Work to do — Reproduce the complete listing without any deviation.
-- START Input material --
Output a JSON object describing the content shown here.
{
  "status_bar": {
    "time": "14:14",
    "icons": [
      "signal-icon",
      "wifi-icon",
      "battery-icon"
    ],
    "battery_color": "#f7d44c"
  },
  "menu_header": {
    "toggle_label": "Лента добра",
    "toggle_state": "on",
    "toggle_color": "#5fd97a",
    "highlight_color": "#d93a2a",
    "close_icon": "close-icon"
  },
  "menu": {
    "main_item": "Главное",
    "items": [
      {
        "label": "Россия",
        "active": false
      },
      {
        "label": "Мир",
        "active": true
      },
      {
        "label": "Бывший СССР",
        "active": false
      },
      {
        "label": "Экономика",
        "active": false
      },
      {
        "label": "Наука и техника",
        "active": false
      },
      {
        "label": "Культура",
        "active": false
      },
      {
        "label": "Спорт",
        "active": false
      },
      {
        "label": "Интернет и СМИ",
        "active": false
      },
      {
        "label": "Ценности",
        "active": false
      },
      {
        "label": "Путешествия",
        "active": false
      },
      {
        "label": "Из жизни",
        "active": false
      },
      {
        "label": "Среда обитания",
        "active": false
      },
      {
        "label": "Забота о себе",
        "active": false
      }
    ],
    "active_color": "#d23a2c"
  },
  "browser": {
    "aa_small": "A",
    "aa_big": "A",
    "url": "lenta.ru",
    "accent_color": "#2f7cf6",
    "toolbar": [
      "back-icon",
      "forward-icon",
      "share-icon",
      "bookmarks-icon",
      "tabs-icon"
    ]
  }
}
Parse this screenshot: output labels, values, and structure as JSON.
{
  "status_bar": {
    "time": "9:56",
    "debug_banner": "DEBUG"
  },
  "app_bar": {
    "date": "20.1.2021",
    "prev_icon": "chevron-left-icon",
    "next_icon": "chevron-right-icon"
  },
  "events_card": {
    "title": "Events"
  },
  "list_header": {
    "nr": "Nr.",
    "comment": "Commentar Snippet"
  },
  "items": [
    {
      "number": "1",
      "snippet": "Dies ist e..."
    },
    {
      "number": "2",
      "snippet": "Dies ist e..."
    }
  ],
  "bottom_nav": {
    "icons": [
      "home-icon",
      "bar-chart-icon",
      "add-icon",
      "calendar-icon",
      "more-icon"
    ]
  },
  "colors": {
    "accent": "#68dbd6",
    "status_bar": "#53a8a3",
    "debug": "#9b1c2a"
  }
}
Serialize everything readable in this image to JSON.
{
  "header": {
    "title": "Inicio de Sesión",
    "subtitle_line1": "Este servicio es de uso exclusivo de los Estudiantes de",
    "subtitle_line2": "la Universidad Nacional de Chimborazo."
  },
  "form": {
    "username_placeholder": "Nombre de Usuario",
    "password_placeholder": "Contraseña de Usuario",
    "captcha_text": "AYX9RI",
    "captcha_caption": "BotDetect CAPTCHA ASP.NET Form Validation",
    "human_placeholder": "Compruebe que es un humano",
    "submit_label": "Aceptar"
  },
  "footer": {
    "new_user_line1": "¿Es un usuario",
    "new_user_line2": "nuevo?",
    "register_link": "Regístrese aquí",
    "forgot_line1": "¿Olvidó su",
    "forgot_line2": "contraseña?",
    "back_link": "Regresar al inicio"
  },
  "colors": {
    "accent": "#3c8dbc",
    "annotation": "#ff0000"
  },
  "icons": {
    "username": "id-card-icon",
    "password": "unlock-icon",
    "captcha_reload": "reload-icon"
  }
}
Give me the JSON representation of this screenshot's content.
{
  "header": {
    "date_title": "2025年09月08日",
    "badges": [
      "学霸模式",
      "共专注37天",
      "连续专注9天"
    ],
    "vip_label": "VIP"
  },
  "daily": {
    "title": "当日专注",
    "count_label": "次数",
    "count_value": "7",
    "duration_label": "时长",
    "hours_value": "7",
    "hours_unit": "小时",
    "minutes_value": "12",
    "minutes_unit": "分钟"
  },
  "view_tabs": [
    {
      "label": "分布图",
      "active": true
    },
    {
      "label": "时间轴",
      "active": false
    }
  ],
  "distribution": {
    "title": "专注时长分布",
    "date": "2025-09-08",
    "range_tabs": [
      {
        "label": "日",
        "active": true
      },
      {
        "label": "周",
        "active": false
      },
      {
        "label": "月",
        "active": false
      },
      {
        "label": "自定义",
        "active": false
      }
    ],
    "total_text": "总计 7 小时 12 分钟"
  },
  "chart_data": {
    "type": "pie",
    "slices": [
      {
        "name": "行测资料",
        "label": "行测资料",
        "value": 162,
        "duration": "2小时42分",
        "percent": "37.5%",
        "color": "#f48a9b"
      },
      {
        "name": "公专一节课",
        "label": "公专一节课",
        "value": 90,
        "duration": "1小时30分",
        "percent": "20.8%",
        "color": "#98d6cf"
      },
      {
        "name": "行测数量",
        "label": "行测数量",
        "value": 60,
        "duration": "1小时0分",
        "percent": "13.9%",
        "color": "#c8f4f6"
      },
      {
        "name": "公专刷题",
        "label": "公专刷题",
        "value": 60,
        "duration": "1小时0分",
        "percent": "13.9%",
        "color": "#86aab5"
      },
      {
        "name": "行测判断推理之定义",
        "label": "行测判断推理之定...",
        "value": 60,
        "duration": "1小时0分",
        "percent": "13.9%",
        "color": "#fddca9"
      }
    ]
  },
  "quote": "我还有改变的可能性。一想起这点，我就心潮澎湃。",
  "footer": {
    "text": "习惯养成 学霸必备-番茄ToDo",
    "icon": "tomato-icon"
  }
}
-- END Input material --
Solution to the exercise —
Output a JSON object describing the content shown here.
{
  "status_bar": {
    "time": "14:14",
    "icons": [
      "signal-icon",
      "wifi-icon",
      "battery-icon"
    ],
    "battery_color": "#f7d44c"
  },
  "menu_header": {
    "toggle_label": "Лента добра",
    "toggle_state": "on",
    "toggle_color": "#5fd97a",
    "highlight_color": "#d93a2a",
    "close_icon": "close-icon"
  },
  "menu": {
    "main_item": "Главное",
    "items": [
      {
        "label": "Россия",
        "active": false
      },
      {
        "label": "Мир",
        "active": true
      },
      {
        "label": "Бывший СССР",
        "active": false
      },
      {
        "label": "Экономика",
        "active": false
      },
      {
        "label": "Наука и техника",
        "active": false
      },
      {
        "label": "Культура",
        "active": false
      },
      {
        "label": "Спорт",
        "active": false
      },
      {
        "label": "Интернет и СМИ",
        "active": false
      },
      {
        "label": "Ценности",
        "active": false
      },
      {
        "label": "Путешествия",
        "active": false
      },
      {
        "label": "Из жизни",
        "active": false
      },
      {
        "label": "Среда обитания",
        "active": false
      },
      {
        "label": "Забота о себе",
        "active": false
      }
    ],
    "active_color": "#d23a2c"
  },
  "browser": {
    "aa_small": "A",
    "aa_big": "A",
    "url": "lenta.ru",
    "accent_color": "#2f7cf6",
    "toolbar": [
      "back-icon",
      "forward-icon",
      "share-icon",
      "bookmarks-icon",
      "tabs-icon"
    ]
  }
}
Parse this screenshot: output labels, values, and structure as JSON.
{
  "status_bar": {
    "time": "9:56",
    "debug_banner": "DEBUG"
  },
  "app_bar": {
    "date": "20.1.2021",
    "prev_icon": "chevron-left-icon",
    "next_icon": "chevron-right-icon"
  },
  "events_card": {
    "title": "Events"
  },
  "list_header": {
    "nr": "Nr.",
    "comment": "Commentar Snippet"
  },
  "items": [
    {
      "number": "1",
      "snippet": "Dies ist e..."
    },
    {
      "number": "2",
      "snippet": "Dies ist e..."
    }
  ],
  "bottom_nav": {
    "icons": [
      "home-icon",
      "bar-chart-icon",
      "add-icon",
      "calendar-icon",
      "more-icon"
    ]
  },
  "colors": {
    "accent": "#68dbd6",
    "status_bar": "#53a8a3",
    "debug": "#9b1c2a"
  }
}
Serialize everything readable in this image to JSON.
{
  "header": {
    "title": "Inicio de Sesión",
    "subtitle_line1": "Este servicio es de uso exclusivo de los Estudiantes de",
    "subtitle_line2": "la Universidad Nacional de Chimborazo."
  },
  "form": {
    "username_placeholder": "Nombre de Usuario",
    "password_placeholder": "Contraseña de Usuario",
    "captcha_text": "AYX9RI",
    "captcha_caption": "BotDetect CAPTCHA ASP.NET Form Validation",
    "human_placeholder": "Compruebe que es un humano",
    "submit_label": "Aceptar"
  },
  "footer": {
    "new_user_line1": "¿Es un usuario",
    "new_user_line2": "nuevo?",
    "register_link": "Regístrese aquí",
    "forgot_line1": "¿Olvidó su",
    "forgot_line2": "contraseña?",
    "back_link": "Regresar al inicio"
  },
  "colors": {
    "accent": "#3c8dbc",
    "annotation": "#ff0000"
  },
  "icons": {
    "username": "id-card-icon",
    "password": "unlock-icon",
    "captcha_reload": "reload-icon"
  }
}
Give me the JSON representation of this screenshot's content.
{
  "header": {
    "date_title": "2025年09月08日",
    "badges": [
      "学霸模式",
      "共专注37天",
      "连续专注9天"
    ],
    "vip_label": "VIP"
  },
  "daily": {
    "title": "当日专注",
    "count_label": "次数",
    "count_value": "7",
    "duration_label": "时长",
    "hours_value": "7",
    "hours_unit": "小时",
    "minutes_value": "12",
    "minutes_unit": "分钟"
  },
  "view_tabs": [
    {
      "label": "分布图",
      "active": true
    },
    {
      "label": "时间轴",
      "active": false
    }
  ],
  "distribution": {
    "title": "专注时长分布",
    "date": "2025-09-08",
    "range_tabs": [
      {
        "label": "日",
        "active": true
      },
      {
        "label": "周",
        "active": false
      },
      {
        "label": "月",
        "active": false
      },
      {
        "label": "自定义",
        "active": false
      }
    ],
    "total_text": "总计 7 小时 12 分钟"
  },
  "chart_data": {
    "type": "pie",
    "slices": [
      {
        "name": "行测资料",
        "label": "行测资料",
        "value": 162,
        "duration": "2小时42分",
        "percent": "37.5%",
        "color": "#f48a9b"
      },
      {
        "name": "公专一节课",
        "label": "公专一节课",
        "value": 90,
        "duration": "1小时30分",
        "percent": "20.8%",
        "color": "#98d6cf"
      },
      {
        "name": "行测数量",
        "label": "行测数量",
        "value": 60,
        "duration": "1小时0分",
        "percent": "13.9%",
        "color": "#c8f4f6"
      },
      {
        "name": "公专刷题",
        "label": "公专刷题",
        "value": 60,
        "duration": "1小时0分",
        "percent": "13.9%",
        "color": "#86aab5"
      },
      {
        "name": "行测判断推理之定义",
        "label": "行测判断推理之定...",
        "value": 60,
        "duration": "1小时0分",
        "percent": "13.9%",
        "color": "#fddca9"
      }
    ]
  },
  "quote": "我还有改变的可能性。一想起这点，我就心潮澎湃。",
  "footer": {
    "text": "习惯养成 学霸必备-番茄ToDo",
    "icon": "tomato-icon"
  }
}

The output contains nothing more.